(Data records)
▶

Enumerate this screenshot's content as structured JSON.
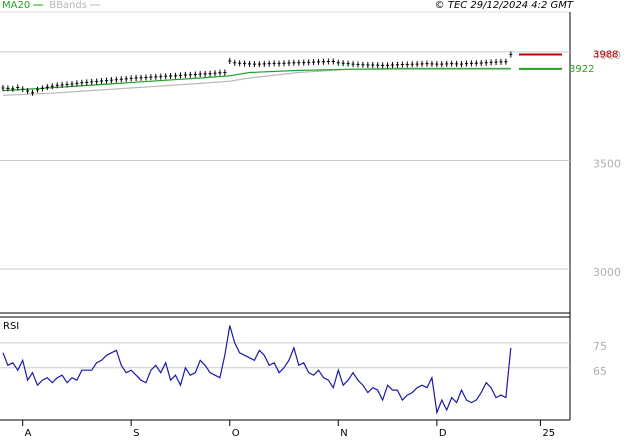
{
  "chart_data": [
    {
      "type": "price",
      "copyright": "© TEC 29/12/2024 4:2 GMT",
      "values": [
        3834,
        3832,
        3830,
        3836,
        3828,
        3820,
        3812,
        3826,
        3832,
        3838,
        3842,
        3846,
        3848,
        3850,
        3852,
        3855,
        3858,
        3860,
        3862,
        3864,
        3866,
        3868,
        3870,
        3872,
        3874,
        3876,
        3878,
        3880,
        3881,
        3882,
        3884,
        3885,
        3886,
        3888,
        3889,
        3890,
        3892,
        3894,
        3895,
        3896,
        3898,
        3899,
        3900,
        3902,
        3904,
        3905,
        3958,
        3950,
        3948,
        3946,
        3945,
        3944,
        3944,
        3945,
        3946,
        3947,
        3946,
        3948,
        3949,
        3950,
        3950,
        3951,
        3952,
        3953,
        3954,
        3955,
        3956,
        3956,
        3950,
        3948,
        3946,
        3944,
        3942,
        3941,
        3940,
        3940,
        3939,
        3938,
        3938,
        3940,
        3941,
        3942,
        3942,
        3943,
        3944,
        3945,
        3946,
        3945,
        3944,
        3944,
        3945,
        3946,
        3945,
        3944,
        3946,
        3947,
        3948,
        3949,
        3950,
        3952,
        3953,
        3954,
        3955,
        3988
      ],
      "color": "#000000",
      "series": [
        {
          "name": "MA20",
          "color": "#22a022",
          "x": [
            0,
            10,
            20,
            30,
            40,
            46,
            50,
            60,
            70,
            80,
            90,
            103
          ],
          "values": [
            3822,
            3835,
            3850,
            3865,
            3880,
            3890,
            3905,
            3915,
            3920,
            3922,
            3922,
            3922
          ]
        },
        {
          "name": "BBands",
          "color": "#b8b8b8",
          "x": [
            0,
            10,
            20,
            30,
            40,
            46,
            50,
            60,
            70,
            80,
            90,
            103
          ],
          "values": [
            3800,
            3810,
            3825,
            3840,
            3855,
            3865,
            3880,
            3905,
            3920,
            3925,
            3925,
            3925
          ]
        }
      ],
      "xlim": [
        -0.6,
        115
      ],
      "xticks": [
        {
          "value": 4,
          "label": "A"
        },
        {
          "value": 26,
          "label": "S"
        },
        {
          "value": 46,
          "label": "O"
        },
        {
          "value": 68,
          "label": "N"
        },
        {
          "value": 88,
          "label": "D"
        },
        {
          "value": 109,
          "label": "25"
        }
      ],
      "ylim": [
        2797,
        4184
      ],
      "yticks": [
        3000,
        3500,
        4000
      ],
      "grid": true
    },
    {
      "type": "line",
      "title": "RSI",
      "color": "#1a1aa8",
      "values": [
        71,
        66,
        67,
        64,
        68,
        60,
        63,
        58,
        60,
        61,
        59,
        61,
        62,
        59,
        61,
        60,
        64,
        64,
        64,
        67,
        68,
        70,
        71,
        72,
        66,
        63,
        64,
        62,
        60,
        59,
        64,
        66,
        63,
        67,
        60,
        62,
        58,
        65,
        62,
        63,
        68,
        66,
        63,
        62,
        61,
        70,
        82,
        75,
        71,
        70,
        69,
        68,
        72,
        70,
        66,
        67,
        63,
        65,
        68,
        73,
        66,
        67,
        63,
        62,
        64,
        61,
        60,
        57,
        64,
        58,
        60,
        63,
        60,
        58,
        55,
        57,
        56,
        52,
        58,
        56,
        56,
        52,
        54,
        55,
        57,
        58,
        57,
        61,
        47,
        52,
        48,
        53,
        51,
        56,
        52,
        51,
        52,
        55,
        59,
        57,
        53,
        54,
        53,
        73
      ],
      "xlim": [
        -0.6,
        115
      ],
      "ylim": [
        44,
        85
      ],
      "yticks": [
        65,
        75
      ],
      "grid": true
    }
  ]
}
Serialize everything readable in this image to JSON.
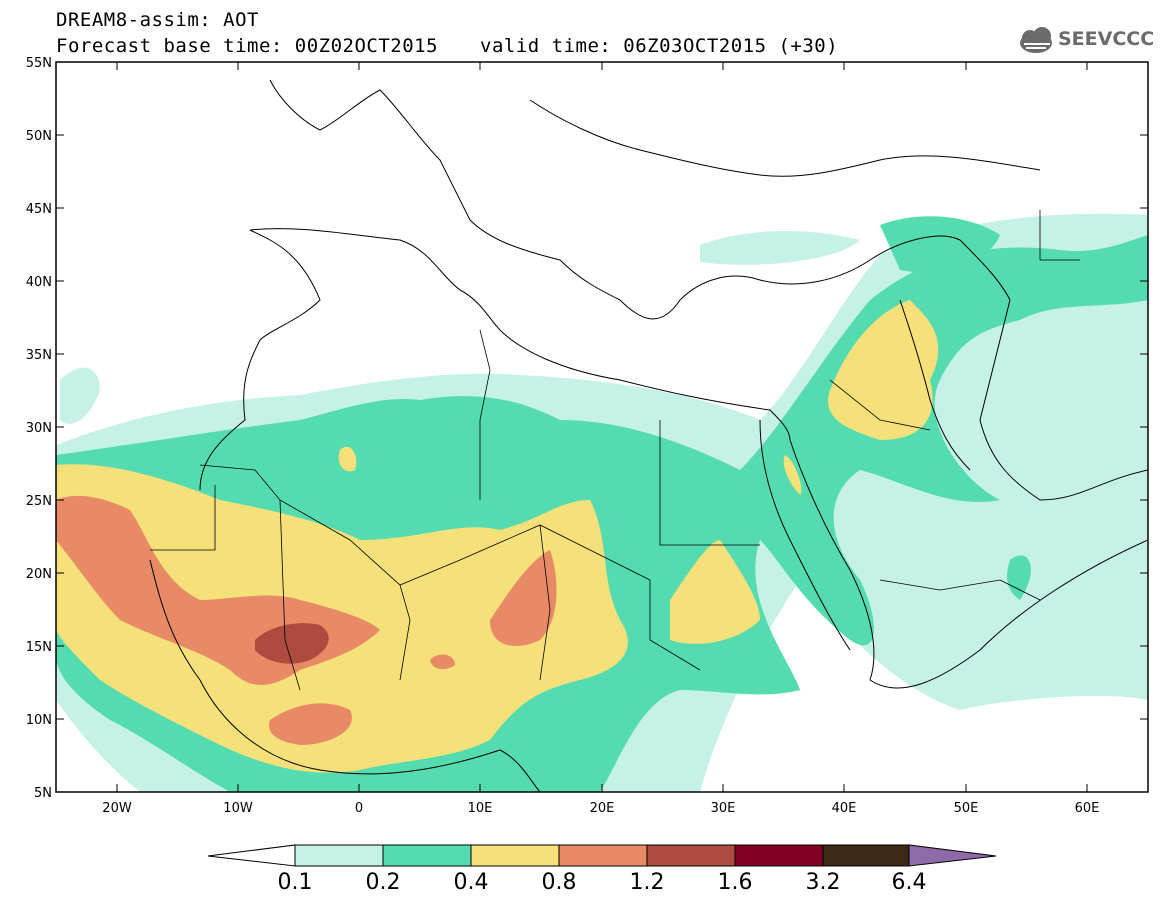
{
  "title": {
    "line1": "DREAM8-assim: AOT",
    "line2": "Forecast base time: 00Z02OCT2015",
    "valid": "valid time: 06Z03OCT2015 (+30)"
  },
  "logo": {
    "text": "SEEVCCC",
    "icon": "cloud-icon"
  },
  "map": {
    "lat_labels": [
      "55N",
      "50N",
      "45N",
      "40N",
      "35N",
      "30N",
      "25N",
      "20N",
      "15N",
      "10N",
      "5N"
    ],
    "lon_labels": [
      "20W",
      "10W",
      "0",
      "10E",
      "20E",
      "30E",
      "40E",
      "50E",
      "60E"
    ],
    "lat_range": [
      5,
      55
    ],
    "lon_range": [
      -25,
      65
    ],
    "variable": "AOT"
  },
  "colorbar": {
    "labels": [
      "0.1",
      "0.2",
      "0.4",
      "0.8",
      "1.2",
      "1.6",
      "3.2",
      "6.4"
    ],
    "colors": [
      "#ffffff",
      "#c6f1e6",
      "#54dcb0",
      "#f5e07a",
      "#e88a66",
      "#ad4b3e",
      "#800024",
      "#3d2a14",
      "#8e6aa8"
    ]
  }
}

◀

**WHAT IS NEEDED**
Quote exactly, and nothing besides, the lines from the one with "Serialize everything readable" through the end of the records above; include both ends and omit the pictures.

**REPLY TO THE EXERCISE**
Serialize everything readable in this image to JSON.
{
  "title": {
    "line1": "DREAM8-assim: AOT",
    "line2": "Forecast base time: 00Z02OCT2015",
    "valid": "valid time: 06Z03OCT2015 (+30)"
  },
  "logo": {
    "text": "SEEVCCC",
    "icon": "cloud-icon"
  },
  "map": {
    "lat_labels": [
      "55N",
      "50N",
      "45N",
      "40N",
      "35N",
      "30N",
      "25N",
      "20N",
      "15N",
      "10N",
      "5N"
    ],
    "lon_labels": [
      "20W",
      "10W",
      "0",
      "10E",
      "20E",
      "30E",
      "40E",
      "50E",
      "60E"
    ],
    "lat_range": [
      5,
      55
    ],
    "lon_range": [
      -25,
      65
    ],
    "variable": "AOT"
  },
  "colorbar": {
    "labels": [
      "0.1",
      "0.2",
      "0.4",
      "0.8",
      "1.2",
      "1.6",
      "3.2",
      "6.4"
    ],
    "colors": [
      "#ffffff",
      "#c6f1e6",
      "#54dcb0",
      "#f5e07a",
      "#e88a66",
      "#ad4b3e",
      "#800024",
      "#3d2a14",
      "#8e6aa8"
    ]
  }
}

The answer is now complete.